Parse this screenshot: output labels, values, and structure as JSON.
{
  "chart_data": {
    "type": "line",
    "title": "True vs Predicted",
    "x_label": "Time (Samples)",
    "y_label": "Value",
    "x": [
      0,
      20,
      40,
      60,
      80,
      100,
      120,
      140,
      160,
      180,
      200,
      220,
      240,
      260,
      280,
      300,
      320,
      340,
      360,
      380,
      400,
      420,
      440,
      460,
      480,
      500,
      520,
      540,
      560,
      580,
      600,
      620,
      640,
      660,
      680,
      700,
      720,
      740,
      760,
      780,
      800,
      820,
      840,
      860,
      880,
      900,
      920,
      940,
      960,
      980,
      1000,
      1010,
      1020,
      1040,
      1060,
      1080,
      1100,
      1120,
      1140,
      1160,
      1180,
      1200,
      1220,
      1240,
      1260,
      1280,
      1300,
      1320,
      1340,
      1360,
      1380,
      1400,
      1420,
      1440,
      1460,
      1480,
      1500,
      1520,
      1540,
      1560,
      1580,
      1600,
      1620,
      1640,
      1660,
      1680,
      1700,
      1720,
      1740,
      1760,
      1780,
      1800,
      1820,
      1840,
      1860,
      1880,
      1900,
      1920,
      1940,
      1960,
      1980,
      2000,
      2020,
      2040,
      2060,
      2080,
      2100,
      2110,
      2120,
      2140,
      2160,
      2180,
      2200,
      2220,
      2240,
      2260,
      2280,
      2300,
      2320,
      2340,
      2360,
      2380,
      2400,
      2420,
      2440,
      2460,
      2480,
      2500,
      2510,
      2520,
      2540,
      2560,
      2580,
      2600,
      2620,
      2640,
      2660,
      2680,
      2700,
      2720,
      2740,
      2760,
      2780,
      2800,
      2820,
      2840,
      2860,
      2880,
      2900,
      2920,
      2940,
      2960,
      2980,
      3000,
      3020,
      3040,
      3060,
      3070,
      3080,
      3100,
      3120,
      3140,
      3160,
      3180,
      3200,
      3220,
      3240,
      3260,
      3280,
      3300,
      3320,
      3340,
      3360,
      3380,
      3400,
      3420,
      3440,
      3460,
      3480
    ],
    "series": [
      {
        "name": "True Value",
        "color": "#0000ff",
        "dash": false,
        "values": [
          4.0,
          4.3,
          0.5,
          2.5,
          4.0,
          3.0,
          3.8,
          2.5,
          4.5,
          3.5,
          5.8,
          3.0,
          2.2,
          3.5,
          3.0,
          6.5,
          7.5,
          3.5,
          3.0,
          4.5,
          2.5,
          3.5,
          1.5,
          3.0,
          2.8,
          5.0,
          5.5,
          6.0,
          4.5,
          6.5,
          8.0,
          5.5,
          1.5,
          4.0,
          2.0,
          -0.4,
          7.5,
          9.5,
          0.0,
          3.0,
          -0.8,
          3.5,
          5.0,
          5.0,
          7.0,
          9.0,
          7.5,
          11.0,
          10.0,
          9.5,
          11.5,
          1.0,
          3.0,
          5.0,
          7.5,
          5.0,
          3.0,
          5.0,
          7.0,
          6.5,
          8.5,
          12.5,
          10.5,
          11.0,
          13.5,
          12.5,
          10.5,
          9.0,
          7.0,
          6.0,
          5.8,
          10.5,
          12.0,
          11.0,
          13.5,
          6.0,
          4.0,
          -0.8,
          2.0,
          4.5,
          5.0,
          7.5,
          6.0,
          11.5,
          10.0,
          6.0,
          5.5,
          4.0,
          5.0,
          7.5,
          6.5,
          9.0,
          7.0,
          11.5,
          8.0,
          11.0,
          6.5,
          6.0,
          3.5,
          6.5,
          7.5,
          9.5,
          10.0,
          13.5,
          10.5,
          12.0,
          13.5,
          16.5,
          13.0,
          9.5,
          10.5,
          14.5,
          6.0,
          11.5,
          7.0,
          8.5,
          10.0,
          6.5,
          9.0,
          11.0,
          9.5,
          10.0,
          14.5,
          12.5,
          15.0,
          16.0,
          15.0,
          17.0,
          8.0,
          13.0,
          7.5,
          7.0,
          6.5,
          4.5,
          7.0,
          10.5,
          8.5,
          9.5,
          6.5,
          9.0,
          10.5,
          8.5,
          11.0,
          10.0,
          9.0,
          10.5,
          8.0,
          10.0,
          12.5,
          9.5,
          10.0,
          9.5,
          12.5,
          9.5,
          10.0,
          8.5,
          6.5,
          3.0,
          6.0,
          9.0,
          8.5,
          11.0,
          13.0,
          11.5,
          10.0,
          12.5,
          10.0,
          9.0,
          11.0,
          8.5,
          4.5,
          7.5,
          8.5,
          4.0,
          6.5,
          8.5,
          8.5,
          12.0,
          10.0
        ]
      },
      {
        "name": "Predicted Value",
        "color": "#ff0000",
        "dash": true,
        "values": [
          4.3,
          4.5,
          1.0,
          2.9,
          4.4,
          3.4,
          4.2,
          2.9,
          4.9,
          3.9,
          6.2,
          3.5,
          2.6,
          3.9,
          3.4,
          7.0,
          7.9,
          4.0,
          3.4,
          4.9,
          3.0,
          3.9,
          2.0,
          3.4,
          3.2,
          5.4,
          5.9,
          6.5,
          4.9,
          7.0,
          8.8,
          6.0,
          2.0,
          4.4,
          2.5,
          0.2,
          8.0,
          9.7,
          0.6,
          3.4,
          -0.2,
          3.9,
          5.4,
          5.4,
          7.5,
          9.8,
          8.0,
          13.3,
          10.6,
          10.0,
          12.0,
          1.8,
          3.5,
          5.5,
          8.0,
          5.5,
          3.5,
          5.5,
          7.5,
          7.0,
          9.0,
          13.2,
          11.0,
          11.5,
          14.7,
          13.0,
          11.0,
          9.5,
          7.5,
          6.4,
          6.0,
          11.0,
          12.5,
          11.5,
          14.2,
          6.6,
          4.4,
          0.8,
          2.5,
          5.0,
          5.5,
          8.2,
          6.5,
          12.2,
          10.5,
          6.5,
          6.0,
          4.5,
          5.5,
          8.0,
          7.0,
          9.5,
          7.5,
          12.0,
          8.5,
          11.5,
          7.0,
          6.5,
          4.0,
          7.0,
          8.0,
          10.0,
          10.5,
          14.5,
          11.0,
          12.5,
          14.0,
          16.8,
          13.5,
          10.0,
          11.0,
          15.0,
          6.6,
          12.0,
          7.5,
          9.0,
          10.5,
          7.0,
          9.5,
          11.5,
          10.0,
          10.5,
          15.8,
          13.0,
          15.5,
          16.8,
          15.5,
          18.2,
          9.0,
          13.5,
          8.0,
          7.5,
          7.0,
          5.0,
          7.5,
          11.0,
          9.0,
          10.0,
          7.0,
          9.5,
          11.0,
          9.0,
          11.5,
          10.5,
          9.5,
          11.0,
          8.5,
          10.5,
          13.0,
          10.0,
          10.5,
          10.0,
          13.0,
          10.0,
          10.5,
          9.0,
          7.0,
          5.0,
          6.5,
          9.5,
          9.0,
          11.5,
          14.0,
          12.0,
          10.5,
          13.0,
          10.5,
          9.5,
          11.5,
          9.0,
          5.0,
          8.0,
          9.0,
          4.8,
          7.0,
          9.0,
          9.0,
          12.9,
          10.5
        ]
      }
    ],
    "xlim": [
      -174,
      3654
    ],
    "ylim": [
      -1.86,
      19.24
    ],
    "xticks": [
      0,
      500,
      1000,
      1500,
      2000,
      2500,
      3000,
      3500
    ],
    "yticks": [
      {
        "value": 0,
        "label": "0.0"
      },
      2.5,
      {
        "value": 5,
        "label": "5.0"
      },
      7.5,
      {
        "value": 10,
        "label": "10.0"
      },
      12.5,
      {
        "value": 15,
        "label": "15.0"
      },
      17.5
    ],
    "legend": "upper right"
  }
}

• TASK DETAILS
Repeat the material above in full, keeping every word.

• COMPLETE ANSWER
Parse this screenshot: output labels, values, and structure as JSON.
{
  "chart_data": {
    "type": "line",
    "title": "True vs Predicted",
    "x_label": "Time (Samples)",
    "y_label": "Value",
    "x": [
      0,
      20,
      40,
      60,
      80,
      100,
      120,
      140,
      160,
      180,
      200,
      220,
      240,
      260,
      280,
      300,
      320,
      340,
      360,
      380,
      400,
      420,
      440,
      460,
      480,
      500,
      520,
      540,
      560,
      580,
      600,
      620,
      640,
      660,
      680,
      700,
      720,
      740,
      760,
      780,
      800,
      820,
      840,
      860,
      880,
      900,
      920,
      940,
      960,
      980,
      1000,
      1010,
      1020,
      1040,
      1060,
      1080,
      1100,
      1120,
      1140,
      1160,
      1180,
      1200,
      1220,
      1240,
      1260,
      1280,
      1300,
      1320,
      1340,
      1360,
      1380,
      1400,
      1420,
      1440,
      1460,
      1480,
      1500,
      1520,
      1540,
      1560,
      1580,
      1600,
      1620,
      1640,
      1660,
      1680,
      1700,
      1720,
      1740,
      1760,
      1780,
      1800,
      1820,
      1840,
      1860,
      1880,
      1900,
      1920,
      1940,
      1960,
      1980,
      2000,
      2020,
      2040,
      2060,
      2080,
      2100,
      2110,
      2120,
      2140,
      2160,
      2180,
      2200,
      2220,
      2240,
      2260,
      2280,
      2300,
      2320,
      2340,
      2360,
      2380,
      2400,
      2420,
      2440,
      2460,
      2480,
      2500,
      2510,
      2520,
      2540,
      2560,
      2580,
      2600,
      2620,
      2640,
      2660,
      2680,
      2700,
      2720,
      2740,
      2760,
      2780,
      2800,
      2820,
      2840,
      2860,
      2880,
      2900,
      2920,
      2940,
      2960,
      2980,
      3000,
      3020,
      3040,
      3060,
      3070,
      3080,
      3100,
      3120,
      3140,
      3160,
      3180,
      3200,
      3220,
      3240,
      3260,
      3280,
      3300,
      3320,
      3340,
      3360,
      3380,
      3400,
      3420,
      3440,
      3460,
      3480
    ],
    "series": [
      {
        "name": "True Value",
        "color": "#0000ff",
        "dash": false,
        "values": [
          4.0,
          4.3,
          0.5,
          2.5,
          4.0,
          3.0,
          3.8,
          2.5,
          4.5,
          3.5,
          5.8,
          3.0,
          2.2,
          3.5,
          3.0,
          6.5,
          7.5,
          3.5,
          3.0,
          4.5,
          2.5,
          3.5,
          1.5,
          3.0,
          2.8,
          5.0,
          5.5,
          6.0,
          4.5,
          6.5,
          8.0,
          5.5,
          1.5,
          4.0,
          2.0,
          -0.4,
          7.5,
          9.5,
          0.0,
          3.0,
          -0.8,
          3.5,
          5.0,
          5.0,
          7.0,
          9.0,
          7.5,
          11.0,
          10.0,
          9.5,
          11.5,
          1.0,
          3.0,
          5.0,
          7.5,
          5.0,
          3.0,
          5.0,
          7.0,
          6.5,
          8.5,
          12.5,
          10.5,
          11.0,
          13.5,
          12.5,
          10.5,
          9.0,
          7.0,
          6.0,
          5.8,
          10.5,
          12.0,
          11.0,
          13.5,
          6.0,
          4.0,
          -0.8,
          2.0,
          4.5,
          5.0,
          7.5,
          6.0,
          11.5,
          10.0,
          6.0,
          5.5,
          4.0,
          5.0,
          7.5,
          6.5,
          9.0,
          7.0,
          11.5,
          8.0,
          11.0,
          6.5,
          6.0,
          3.5,
          6.5,
          7.5,
          9.5,
          10.0,
          13.5,
          10.5,
          12.0,
          13.5,
          16.5,
          13.0,
          9.5,
          10.5,
          14.5,
          6.0,
          11.5,
          7.0,
          8.5,
          10.0,
          6.5,
          9.0,
          11.0,
          9.5,
          10.0,
          14.5,
          12.5,
          15.0,
          16.0,
          15.0,
          17.0,
          8.0,
          13.0,
          7.5,
          7.0,
          6.5,
          4.5,
          7.0,
          10.5,
          8.5,
          9.5,
          6.5,
          9.0,
          10.5,
          8.5,
          11.0,
          10.0,
          9.0,
          10.5,
          8.0,
          10.0,
          12.5,
          9.5,
          10.0,
          9.5,
          12.5,
          9.5,
          10.0,
          8.5,
          6.5,
          3.0,
          6.0,
          9.0,
          8.5,
          11.0,
          13.0,
          11.5,
          10.0,
          12.5,
          10.0,
          9.0,
          11.0,
          8.5,
          4.5,
          7.5,
          8.5,
          4.0,
          6.5,
          8.5,
          8.5,
          12.0,
          10.0
        ]
      },
      {
        "name": "Predicted Value",
        "color": "#ff0000",
        "dash": true,
        "values": [
          4.3,
          4.5,
          1.0,
          2.9,
          4.4,
          3.4,
          4.2,
          2.9,
          4.9,
          3.9,
          6.2,
          3.5,
          2.6,
          3.9,
          3.4,
          7.0,
          7.9,
          4.0,
          3.4,
          4.9,
          3.0,
          3.9,
          2.0,
          3.4,
          3.2,
          5.4,
          5.9,
          6.5,
          4.9,
          7.0,
          8.8,
          6.0,
          2.0,
          4.4,
          2.5,
          0.2,
          8.0,
          9.7,
          0.6,
          3.4,
          -0.2,
          3.9,
          5.4,
          5.4,
          7.5,
          9.8,
          8.0,
          13.3,
          10.6,
          10.0,
          12.0,
          1.8,
          3.5,
          5.5,
          8.0,
          5.5,
          3.5,
          5.5,
          7.5,
          7.0,
          9.0,
          13.2,
          11.0,
          11.5,
          14.7,
          13.0,
          11.0,
          9.5,
          7.5,
          6.4,
          6.0,
          11.0,
          12.5,
          11.5,
          14.2,
          6.6,
          4.4,
          0.8,
          2.5,
          5.0,
          5.5,
          8.2,
          6.5,
          12.2,
          10.5,
          6.5,
          6.0,
          4.5,
          5.5,
          8.0,
          7.0,
          9.5,
          7.5,
          12.0,
          8.5,
          11.5,
          7.0,
          6.5,
          4.0,
          7.0,
          8.0,
          10.0,
          10.5,
          14.5,
          11.0,
          12.5,
          14.0,
          16.8,
          13.5,
          10.0,
          11.0,
          15.0,
          6.6,
          12.0,
          7.5,
          9.0,
          10.5,
          7.0,
          9.5,
          11.5,
          10.0,
          10.5,
          15.8,
          13.0,
          15.5,
          16.8,
          15.5,
          18.2,
          9.0,
          13.5,
          8.0,
          7.5,
          7.0,
          5.0,
          7.5,
          11.0,
          9.0,
          10.0,
          7.0,
          9.5,
          11.0,
          9.0,
          11.5,
          10.5,
          9.5,
          11.0,
          8.5,
          10.5,
          13.0,
          10.0,
          10.5,
          10.0,
          13.0,
          10.0,
          10.5,
          9.0,
          7.0,
          5.0,
          6.5,
          9.5,
          9.0,
          11.5,
          14.0,
          12.0,
          10.5,
          13.0,
          10.5,
          9.5,
          11.5,
          9.0,
          5.0,
          8.0,
          9.0,
          4.8,
          7.0,
          9.0,
          9.0,
          12.9,
          10.5
        ]
      }
    ],
    "xlim": [
      -174,
      3654
    ],
    "ylim": [
      -1.86,
      19.24
    ],
    "xticks": [
      0,
      500,
      1000,
      1500,
      2000,
      2500,
      3000,
      3500
    ],
    "yticks": [
      {
        "value": 0,
        "label": "0.0"
      },
      2.5,
      {
        "value": 5,
        "label": "5.0"
      },
      7.5,
      {
        "value": 10,
        "label": "10.0"
      },
      12.5,
      {
        "value": 15,
        "label": "15.0"
      },
      17.5
    ],
    "legend": "upper right"
  }
}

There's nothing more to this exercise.